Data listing
□ □ □ □ □ □ □
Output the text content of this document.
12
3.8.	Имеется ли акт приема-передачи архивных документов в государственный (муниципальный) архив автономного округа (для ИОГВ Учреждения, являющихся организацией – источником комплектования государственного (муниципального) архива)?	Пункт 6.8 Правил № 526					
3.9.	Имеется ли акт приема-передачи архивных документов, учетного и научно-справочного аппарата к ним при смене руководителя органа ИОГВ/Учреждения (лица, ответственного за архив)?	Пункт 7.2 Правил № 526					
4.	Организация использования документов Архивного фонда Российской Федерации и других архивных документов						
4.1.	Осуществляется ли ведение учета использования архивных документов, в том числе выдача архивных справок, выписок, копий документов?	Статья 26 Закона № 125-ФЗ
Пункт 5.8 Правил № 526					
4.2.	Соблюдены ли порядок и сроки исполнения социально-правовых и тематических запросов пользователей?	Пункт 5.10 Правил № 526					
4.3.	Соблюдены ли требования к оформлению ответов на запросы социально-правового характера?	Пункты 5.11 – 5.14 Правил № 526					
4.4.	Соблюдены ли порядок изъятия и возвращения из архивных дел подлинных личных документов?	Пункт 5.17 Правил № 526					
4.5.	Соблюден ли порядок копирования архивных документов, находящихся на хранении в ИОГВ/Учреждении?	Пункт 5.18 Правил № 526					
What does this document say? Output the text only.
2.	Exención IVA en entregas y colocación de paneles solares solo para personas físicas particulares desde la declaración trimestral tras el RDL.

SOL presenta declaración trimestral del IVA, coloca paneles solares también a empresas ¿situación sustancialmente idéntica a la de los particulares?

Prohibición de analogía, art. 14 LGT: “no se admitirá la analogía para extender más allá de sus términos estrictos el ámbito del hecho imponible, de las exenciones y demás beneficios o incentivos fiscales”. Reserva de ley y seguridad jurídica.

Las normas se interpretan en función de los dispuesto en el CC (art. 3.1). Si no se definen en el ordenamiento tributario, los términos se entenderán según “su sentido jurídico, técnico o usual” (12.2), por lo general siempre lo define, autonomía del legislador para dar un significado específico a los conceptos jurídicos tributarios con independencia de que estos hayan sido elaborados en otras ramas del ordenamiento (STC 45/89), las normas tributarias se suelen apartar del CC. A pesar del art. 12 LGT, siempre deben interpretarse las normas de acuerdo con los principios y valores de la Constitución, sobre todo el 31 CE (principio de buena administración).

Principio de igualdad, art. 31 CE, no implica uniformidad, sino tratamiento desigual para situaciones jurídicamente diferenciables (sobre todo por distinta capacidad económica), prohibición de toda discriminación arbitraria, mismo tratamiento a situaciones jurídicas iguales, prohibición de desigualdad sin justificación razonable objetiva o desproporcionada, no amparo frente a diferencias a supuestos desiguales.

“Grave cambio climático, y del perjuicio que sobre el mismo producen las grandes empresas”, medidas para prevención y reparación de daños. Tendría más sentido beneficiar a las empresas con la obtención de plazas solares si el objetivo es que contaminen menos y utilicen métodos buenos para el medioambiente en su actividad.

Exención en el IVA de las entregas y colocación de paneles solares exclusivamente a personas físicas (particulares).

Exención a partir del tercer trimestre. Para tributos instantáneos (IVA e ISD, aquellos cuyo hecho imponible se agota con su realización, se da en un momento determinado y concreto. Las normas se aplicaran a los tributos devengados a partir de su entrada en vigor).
□ □ □ □ □ □ □
▶ **GIVEN TASK**:
Copy every line exactly. Leave nothing out.

▶ **CORRECT RESPONSE**:
Output the text content of this document.
12
3.8.	Имеется ли акт приема-передачи архивных документов в государственный (муниципальный) архив автономного округа (для ИОГВ Учреждения, являющихся организацией – источником комплектования государственного (муниципального) архива)?	Пункт 6.8 Правил № 526					
3.9.	Имеется ли акт приема-передачи архивных документов, учетного и научно-справочного аппарата к ним при смене руководителя органа ИОГВ/Учреждения (лица, ответственного за архив)?	Пункт 7.2 Правил № 526					
4.	Организация использования документов Архивного фонда Российской Федерации и других архивных документов						
4.1.	Осуществляется ли ведение учета использования архивных документов, в том числе выдача архивных справок, выписок, копий документов?	Статья 26 Закона № 125-ФЗ
Пункт 5.8 Правил № 526					
4.2.	Соблюдены ли порядок и сроки исполнения социально-правовых и тематических запросов пользователей?	Пункт 5.10 Правил № 526					
4.3.	Соблюдены ли требования к оформлению ответов на запросы социально-правового характера?	Пункты 5.11 – 5.14 Правил № 526					
4.4.	Соблюдены ли порядок изъятия и возвращения из архивных дел подлинных личных документов?	Пункт 5.17 Правил № 526					
4.5.	Соблюден ли порядок копирования архивных документов, находящихся на хранении в ИОГВ/Учреждении?	Пункт 5.18 Правил № 526					
What does this document say? Output the text only.
2.	Exención IVA en entregas y colocación de paneles solares solo para personas físicas particulares desde la declaración trimestral tras el RDL.

SOL presenta declaración trimestral del IVA, coloca paneles solares también a empresas ¿situación sustancialmente idéntica a la de los particulares?

Prohibición de analogía, art. 14 LGT: “no se admitirá la analogía para extender más allá de sus términos estrictos el ámbito del hecho imponible, de las exenciones y demás beneficios o incentivos fiscales”. Reserva de ley y seguridad jurídica.

Las normas se interpretan en función de los dispuesto en el CC (art. 3.1). Si no se definen en el ordenamiento tributario, los términos se entenderán según “su sentido jurídico, técnico o usual” (12.2), por lo general siempre lo define, autonomía del legislador para dar un significado específico a los conceptos jurídicos tributarios con independencia de que estos hayan sido elaborados en otras ramas del ordenamiento (STC 45/89), las normas tributarias se suelen apartar del CC. A pesar del art. 12 LGT, siempre deben interpretarse las normas de acuerdo con los principios y valores de la Constitución, sobre todo el 31 CE (principio de buena administración).

Principio de igualdad, art. 31 CE, no implica uniformidad, sino tratamiento desigual para situaciones jurídicamente diferenciables (sobre todo por distinta capacidad económica), prohibición de toda discriminación arbitraria, mismo tratamiento a situaciones jurídicas iguales, prohibición de desigualdad sin justificación razonable objetiva o desproporcionada, no amparo frente a diferencias a supuestos desiguales.

“Grave cambio climático, y del perjuicio que sobre el mismo producen las grandes empresas”, medidas para prevención y reparación de daños. Tendría más sentido beneficiar a las empresas con la obtención de plazas solares si el objetivo es que contaminen menos y utilicen métodos buenos para el medioambiente en su actividad.

Exención en el IVA de las entregas y colocación de paneles solares exclusivamente a personas físicas (particulares).

Exención a partir del tercer trimestre. Para tributos instantáneos (IVA e ISD, aquellos cuyo hecho imponible se agota con su realización, se da en un momento determinado y concreto. Las normas se aplicaran a los tributos devengados a partir de su entrada en vigor).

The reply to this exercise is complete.